Using the data below, gather each line that includes the word "alcohol".

(Saved entries)
▼▼▼
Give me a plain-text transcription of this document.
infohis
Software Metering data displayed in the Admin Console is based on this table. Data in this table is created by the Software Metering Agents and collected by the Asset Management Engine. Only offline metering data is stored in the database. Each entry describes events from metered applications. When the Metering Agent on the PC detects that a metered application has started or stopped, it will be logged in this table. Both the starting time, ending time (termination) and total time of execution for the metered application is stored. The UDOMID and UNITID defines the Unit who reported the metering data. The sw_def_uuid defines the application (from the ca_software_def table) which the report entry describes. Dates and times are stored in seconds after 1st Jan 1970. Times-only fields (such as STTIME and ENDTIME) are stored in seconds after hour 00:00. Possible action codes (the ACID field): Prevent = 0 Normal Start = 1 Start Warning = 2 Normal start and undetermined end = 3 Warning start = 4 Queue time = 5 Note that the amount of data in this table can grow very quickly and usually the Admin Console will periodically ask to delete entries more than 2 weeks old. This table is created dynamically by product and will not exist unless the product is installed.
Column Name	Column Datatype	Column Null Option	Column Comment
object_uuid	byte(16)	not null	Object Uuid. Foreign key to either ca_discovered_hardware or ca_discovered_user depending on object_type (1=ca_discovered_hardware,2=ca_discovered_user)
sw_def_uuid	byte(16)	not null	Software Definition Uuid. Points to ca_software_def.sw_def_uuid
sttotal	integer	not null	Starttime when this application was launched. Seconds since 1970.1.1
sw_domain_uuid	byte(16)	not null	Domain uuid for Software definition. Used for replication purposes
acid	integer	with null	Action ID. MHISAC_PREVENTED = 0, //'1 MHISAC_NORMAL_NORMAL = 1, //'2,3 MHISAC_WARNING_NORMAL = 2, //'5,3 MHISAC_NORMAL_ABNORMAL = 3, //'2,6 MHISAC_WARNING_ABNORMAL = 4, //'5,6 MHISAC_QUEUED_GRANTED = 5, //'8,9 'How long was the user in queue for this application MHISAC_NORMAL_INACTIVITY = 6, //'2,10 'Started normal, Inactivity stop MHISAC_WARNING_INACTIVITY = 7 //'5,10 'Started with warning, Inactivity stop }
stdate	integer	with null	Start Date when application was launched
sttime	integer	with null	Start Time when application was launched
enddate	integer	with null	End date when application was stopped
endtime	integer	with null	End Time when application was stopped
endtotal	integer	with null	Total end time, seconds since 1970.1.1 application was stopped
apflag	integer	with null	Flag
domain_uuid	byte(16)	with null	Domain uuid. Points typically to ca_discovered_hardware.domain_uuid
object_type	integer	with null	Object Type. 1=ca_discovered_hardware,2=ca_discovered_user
▲▲▲
▼▼▼
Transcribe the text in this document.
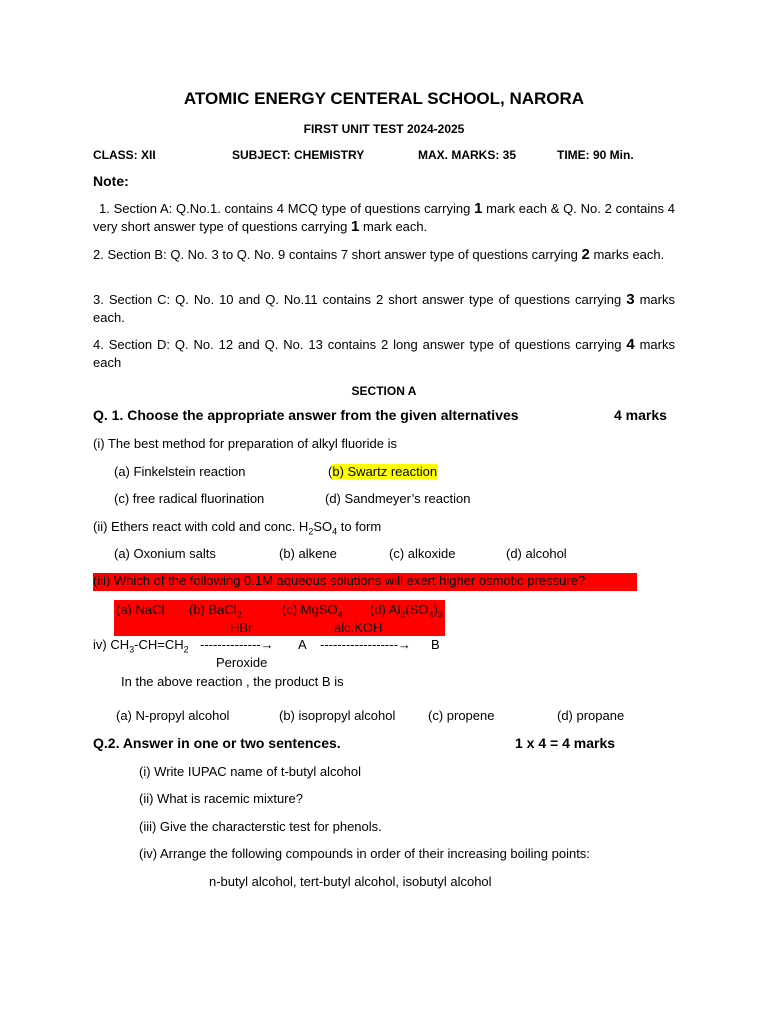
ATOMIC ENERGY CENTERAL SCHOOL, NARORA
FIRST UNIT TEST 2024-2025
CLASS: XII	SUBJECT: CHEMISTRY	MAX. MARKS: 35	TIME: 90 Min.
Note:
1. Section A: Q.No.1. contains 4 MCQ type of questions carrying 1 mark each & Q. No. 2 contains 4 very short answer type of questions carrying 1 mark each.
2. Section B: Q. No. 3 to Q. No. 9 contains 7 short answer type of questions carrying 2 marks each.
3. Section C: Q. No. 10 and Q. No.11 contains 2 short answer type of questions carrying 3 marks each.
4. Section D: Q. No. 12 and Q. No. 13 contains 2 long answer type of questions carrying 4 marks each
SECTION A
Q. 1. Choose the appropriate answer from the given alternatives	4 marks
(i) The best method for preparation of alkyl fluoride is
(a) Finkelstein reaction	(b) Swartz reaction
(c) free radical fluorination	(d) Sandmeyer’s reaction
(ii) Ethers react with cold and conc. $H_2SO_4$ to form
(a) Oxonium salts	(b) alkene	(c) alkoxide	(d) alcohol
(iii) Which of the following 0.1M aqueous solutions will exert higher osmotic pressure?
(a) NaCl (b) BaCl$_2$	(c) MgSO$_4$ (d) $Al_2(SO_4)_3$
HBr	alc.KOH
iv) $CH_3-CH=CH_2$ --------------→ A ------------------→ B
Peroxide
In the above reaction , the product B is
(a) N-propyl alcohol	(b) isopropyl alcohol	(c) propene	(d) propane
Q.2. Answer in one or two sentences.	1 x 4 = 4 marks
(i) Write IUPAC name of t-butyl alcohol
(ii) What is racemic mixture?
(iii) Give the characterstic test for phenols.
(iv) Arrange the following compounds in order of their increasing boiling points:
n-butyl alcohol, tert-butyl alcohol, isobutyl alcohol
▲▲▲
◆ Finished task ◆
(a) Oxonium salts	(b) alkene	(c) alkoxide	(d) alcohol
(a) N-propyl alcohol	(b) isopropyl alcohol	(c) propene	(d) propane
(i) Write IUPAC name of t-butyl alcohol
n-butyl alcohol, tert-butyl alcohol, isobutyl alcohol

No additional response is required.